↓

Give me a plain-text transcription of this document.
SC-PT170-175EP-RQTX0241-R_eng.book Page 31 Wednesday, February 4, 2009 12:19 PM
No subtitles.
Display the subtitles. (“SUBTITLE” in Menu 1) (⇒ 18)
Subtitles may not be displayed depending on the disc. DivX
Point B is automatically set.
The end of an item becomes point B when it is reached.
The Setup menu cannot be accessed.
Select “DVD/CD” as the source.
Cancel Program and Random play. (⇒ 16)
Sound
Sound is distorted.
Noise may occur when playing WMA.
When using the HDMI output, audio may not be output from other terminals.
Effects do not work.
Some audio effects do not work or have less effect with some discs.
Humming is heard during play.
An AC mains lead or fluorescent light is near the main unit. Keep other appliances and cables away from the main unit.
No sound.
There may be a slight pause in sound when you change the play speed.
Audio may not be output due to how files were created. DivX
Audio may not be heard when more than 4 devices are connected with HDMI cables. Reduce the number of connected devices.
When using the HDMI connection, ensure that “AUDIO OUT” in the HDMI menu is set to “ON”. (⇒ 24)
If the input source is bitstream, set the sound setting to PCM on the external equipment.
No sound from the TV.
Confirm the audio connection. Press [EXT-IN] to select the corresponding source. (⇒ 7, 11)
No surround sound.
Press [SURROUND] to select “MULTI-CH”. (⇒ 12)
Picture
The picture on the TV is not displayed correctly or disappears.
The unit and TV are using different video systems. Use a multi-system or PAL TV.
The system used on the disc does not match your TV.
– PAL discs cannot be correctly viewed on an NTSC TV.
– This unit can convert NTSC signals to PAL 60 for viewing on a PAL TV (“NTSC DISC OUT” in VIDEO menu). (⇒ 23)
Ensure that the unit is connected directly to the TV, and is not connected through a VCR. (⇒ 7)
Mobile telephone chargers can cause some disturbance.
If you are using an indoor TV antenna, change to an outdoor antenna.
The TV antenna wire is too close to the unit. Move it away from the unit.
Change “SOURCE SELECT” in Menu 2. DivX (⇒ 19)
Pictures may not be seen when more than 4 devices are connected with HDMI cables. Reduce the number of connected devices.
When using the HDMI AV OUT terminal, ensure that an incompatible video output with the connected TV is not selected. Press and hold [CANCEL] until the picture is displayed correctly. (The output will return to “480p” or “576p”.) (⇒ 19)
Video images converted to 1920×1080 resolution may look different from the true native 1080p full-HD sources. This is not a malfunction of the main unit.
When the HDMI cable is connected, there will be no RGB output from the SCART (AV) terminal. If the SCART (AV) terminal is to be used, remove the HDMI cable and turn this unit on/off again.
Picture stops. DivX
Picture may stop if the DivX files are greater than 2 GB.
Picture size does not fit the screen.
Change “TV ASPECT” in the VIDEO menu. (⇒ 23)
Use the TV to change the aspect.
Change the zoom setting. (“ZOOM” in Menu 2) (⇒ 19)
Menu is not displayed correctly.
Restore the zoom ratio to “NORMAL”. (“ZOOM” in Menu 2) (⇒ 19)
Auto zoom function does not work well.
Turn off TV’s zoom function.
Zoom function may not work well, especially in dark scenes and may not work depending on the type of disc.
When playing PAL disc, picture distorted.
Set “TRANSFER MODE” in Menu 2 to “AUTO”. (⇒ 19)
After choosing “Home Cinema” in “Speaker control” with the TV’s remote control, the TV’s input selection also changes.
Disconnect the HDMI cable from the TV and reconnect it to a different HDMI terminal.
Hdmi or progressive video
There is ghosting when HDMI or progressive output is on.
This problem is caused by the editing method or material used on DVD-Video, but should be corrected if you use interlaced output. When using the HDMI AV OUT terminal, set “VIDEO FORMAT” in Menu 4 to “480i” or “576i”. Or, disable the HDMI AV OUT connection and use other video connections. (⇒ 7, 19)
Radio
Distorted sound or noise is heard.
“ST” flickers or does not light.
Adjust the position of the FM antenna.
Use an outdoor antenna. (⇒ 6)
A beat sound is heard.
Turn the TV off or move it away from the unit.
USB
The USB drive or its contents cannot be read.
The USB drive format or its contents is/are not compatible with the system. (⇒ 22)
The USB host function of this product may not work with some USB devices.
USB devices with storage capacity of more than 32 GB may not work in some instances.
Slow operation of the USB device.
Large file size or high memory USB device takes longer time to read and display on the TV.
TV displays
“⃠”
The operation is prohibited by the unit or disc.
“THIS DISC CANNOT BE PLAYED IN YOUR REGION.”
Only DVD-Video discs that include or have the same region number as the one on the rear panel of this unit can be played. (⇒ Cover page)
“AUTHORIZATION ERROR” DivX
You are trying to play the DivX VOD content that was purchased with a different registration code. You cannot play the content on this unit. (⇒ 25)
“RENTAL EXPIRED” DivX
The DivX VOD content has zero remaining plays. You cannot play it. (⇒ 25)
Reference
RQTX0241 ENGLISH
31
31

↑

> _Work to be completed_: Copy whichever lines in the listing above contain the word "read".

> _Correct answer_:
The USB drive or its contents cannot be read.
Large file size or high memory USB device takes longer time to read and display on the TV.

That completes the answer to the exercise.